++++ PROVIDED INFORMATION
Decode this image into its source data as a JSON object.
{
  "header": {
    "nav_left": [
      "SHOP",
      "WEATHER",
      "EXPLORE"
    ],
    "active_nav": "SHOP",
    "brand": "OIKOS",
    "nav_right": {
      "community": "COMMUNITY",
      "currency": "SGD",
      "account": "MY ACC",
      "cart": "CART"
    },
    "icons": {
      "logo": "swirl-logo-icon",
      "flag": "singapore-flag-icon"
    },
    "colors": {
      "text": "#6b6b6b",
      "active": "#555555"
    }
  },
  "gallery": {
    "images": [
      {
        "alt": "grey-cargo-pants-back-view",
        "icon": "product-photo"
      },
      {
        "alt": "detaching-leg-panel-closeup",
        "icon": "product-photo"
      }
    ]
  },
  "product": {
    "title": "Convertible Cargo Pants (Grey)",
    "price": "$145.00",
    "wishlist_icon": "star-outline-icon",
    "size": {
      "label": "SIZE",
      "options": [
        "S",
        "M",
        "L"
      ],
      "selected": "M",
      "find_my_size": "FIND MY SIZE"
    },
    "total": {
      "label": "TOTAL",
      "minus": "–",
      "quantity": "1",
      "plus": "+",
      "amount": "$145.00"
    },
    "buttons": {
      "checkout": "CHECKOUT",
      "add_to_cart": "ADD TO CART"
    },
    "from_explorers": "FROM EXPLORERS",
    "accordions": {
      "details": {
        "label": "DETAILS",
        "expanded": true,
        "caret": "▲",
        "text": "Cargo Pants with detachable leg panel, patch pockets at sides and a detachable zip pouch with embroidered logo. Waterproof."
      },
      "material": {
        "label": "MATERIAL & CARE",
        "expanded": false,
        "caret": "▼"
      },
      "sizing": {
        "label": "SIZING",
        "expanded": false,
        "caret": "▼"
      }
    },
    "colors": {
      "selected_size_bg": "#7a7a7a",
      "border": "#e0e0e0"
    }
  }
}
++++++++
→ **EXERCISE DETAILS**
Make a verbatim copy of every entry shown above.

→ **OUTPUT FOR THIS TASK**
Decode this image into its source data as a JSON object.
{
  "header": {
    "nav_left": [
      "SHOP",
      "WEATHER",
      "EXPLORE"
    ],
    "active_nav": "SHOP",
    "brand": "OIKOS",
    "nav_right": {
      "community": "COMMUNITY",
      "currency": "SGD",
      "account": "MY ACC",
      "cart": "CART"
    },
    "icons": {
      "logo": "swirl-logo-icon",
      "flag": "singapore-flag-icon"
    },
    "colors": {
      "text": "#6b6b6b",
      "active": "#555555"
    }
  },
  "gallery": {
    "images": [
      {
        "alt": "grey-cargo-pants-back-view",
        "icon": "product-photo"
      },
      {
        "alt": "detaching-leg-panel-closeup",
        "icon": "product-photo"
      }
    ]
  },
  "product": {
    "title": "Convertible Cargo Pants (Grey)",
    "price": "$145.00",
    "wishlist_icon": "star-outline-icon",
    "size": {
      "label": "SIZE",
      "options": [
        "S",
        "M",
        "L"
      ],
      "selected": "M",
      "find_my_size": "FIND MY SIZE"
    },
    "total": {
      "label": "TOTAL",
      "minus": "–",
      "quantity": "1",
      "plus": "+",
      "amount": "$145.00"
    },
    "buttons": {
      "checkout": "CHECKOUT",
      "add_to_cart": "ADD TO CART"
    },
    "from_explorers": "FROM EXPLORERS",
    "accordions": {
      "details": {
        "label": "DETAILS",
        "expanded": true,
        "caret": "▲",
        "text": "Cargo Pants with detachable leg panel, patch pockets at sides and a detachable zip pouch with embroidered logo. Waterproof."
      },
      "material": {
        "label": "MATERIAL & CARE",
        "expanded": false,
        "caret": "▼"
      },
      "sizing": {
        "label": "SIZING",
        "expanded": false,
        "caret": "▼"
      }
    },
    "colors": {
      "selected_size_bg": "#7a7a7a",
      "border": "#e0e0e0"
    }
  }
}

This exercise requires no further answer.